» **REQUIRED TASK**
Rewrite the stretch of records from the start through the line that contains "site-suffix: .com [298,104,323,118]", putting "notification-badge-icon" wherever "app-notification-icon" appears and leaving everything else unchanged.

### RECORDS SHOWN ###

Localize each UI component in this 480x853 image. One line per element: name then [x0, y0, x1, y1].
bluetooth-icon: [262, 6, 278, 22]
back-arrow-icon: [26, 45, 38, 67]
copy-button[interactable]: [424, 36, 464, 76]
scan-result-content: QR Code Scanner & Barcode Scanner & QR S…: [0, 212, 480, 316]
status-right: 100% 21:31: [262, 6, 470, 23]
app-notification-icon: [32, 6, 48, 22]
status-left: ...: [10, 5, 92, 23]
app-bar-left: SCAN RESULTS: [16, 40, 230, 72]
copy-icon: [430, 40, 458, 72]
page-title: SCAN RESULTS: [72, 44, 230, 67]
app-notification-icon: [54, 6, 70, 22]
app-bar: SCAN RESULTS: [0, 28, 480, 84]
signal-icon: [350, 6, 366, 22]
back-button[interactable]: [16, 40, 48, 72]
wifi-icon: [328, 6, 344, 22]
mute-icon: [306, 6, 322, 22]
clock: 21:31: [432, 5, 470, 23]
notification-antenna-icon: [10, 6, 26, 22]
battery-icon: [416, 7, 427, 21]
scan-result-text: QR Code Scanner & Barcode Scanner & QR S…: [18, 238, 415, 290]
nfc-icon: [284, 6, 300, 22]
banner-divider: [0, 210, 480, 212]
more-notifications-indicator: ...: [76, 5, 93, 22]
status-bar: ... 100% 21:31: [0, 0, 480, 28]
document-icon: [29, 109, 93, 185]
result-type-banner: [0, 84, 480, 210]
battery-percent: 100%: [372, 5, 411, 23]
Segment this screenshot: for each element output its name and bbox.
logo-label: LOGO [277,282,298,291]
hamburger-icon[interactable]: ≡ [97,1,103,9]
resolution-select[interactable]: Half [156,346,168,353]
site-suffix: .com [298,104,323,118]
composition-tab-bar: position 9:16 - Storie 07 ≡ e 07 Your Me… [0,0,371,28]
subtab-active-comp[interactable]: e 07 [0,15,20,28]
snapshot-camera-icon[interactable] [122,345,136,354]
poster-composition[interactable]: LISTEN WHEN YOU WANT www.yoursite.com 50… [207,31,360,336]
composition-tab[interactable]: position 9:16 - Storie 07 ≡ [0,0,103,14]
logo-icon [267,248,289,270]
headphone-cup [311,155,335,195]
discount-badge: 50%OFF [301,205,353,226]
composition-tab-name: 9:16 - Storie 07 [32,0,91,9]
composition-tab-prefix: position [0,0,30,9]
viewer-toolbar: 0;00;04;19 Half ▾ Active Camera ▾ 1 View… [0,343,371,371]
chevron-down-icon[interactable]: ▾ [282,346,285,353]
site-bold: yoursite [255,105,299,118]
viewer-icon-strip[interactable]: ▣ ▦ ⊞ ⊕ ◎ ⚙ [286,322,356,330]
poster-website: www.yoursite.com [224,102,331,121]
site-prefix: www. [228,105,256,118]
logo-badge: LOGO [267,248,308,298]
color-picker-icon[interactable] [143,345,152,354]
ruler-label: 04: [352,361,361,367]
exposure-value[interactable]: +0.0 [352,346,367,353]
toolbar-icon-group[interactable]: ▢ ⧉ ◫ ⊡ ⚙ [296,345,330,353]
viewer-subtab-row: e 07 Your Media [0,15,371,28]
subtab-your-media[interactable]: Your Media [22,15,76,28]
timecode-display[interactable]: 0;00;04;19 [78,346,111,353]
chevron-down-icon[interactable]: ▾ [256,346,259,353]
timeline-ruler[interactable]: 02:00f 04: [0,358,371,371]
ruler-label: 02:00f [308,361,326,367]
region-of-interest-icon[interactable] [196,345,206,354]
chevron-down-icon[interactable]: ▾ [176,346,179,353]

###

» **COMPLETE ANSWER**
Localize each UI component in this 480x853 image. One line per element: name then [x0, y0, x1, y1].
bluetooth-icon: [262, 6, 278, 22]
back-arrow-icon: [26, 45, 38, 67]
copy-button[interactable]: [424, 36, 464, 76]
scan-result-content: QR Code Scanner & Barcode Scanner & QR S…: [0, 212, 480, 316]
status-right: 100% 21:31: [262, 6, 470, 23]
notification-badge-icon: [32, 6, 48, 22]
status-left: ...: [10, 5, 92, 23]
app-bar-left: SCAN RESULTS: [16, 40, 230, 72]
copy-icon: [430, 40, 458, 72]
page-title: SCAN RESULTS: [72, 44, 230, 67]
notification-badge-icon: [54, 6, 70, 22]
app-bar: SCAN RESULTS: [0, 28, 480, 84]
signal-icon: [350, 6, 366, 22]
back-button[interactable]: [16, 40, 48, 72]
wifi-icon: [328, 6, 344, 22]
mute-icon: [306, 6, 322, 22]
clock: 21:31: [432, 5, 470, 23]
notification-antenna-icon: [10, 6, 26, 22]
battery-icon: [416, 7, 427, 21]
scan-result-text: QR Code Scanner & Barcode Scanner & QR S…: [18, 238, 415, 290]
nfc-icon: [284, 6, 300, 22]
banner-divider: [0, 210, 480, 212]
more-notifications-indicator: ...: [76, 5, 93, 22]
status-bar: ... 100% 21:31: [0, 0, 480, 28]
document-icon: [29, 109, 93, 185]
result-type-banner: [0, 84, 480, 210]
battery-percent: 100%: [372, 5, 411, 23]
Segment this screenshot: for each element output its name and bbox.
logo-label: LOGO [277,282,298,291]
hamburger-icon[interactable]: ≡ [97,1,103,9]
resolution-select[interactable]: Half [156,346,168,353]
site-suffix: .com [298,104,323,118]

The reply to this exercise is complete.